_Work to complete_
Each record below is to be reproduced without any change.

_Dataset records_
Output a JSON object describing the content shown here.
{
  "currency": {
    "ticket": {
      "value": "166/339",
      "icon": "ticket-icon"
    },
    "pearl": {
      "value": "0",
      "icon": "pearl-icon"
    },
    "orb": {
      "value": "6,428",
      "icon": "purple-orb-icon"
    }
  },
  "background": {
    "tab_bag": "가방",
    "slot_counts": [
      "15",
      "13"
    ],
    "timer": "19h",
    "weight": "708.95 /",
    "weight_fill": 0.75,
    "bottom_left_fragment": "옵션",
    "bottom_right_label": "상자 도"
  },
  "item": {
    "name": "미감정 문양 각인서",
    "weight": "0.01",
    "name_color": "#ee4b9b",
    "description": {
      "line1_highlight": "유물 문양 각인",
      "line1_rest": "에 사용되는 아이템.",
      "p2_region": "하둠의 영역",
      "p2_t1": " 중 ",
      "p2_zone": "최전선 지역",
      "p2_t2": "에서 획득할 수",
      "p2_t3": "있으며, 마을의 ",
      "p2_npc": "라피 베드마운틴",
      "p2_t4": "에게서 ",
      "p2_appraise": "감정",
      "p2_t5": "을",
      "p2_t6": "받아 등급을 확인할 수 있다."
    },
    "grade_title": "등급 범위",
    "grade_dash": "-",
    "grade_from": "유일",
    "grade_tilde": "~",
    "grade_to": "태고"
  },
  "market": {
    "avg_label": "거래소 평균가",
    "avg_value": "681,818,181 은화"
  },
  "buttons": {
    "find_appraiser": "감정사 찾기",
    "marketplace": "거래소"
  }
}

_Exercise result_
Output a JSON object describing the content shown here.
{
  "currency": {
    "ticket": {
      "value": "166/339",
      "icon": "ticket-icon"
    },
    "pearl": {
      "value": "0",
      "icon": "pearl-icon"
    },
    "orb": {
      "value": "6,428",
      "icon": "purple-orb-icon"
    }
  },
  "background": {
    "tab_bag": "가방",
    "slot_counts": [
      "15",
      "13"
    ],
    "timer": "19h",
    "weight": "708.95 /",
    "weight_fill": 0.75,
    "bottom_left_fragment": "옵션",
    "bottom_right_label": "상자 도"
  },
  "item": {
    "name": "미감정 문양 각인서",
    "weight": "0.01",
    "name_color": "#ee4b9b",
    "description": {
      "line1_highlight": "유물 문양 각인",
      "line1_rest": "에 사용되는 아이템.",
      "p2_region": "하둠의 영역",
      "p2_t1": " 중 ",
      "p2_zone": "최전선 지역",
      "p2_t2": "에서 획득할 수",
      "p2_t3": "있으며, 마을의 ",
      "p2_npc": "라피 베드마운틴",
      "p2_t4": "에게서 ",
      "p2_appraise": "감정",
      "p2_t5": "을",
      "p2_t6": "받아 등급을 확인할 수 있다."
    },
    "grade_title": "등급 범위",
    "grade_dash": "-",
    "grade_from": "유일",
    "grade_tilde": "~",
    "grade_to": "태고"
  },
  "market": {
    "avg_label": "거래소 평균가",
    "avg_value": "681,818,181 은화"
  },
  "buttons": {
    "find_appraiser": "감정사 찾기",
    "marketplace": "거래소"
  }
}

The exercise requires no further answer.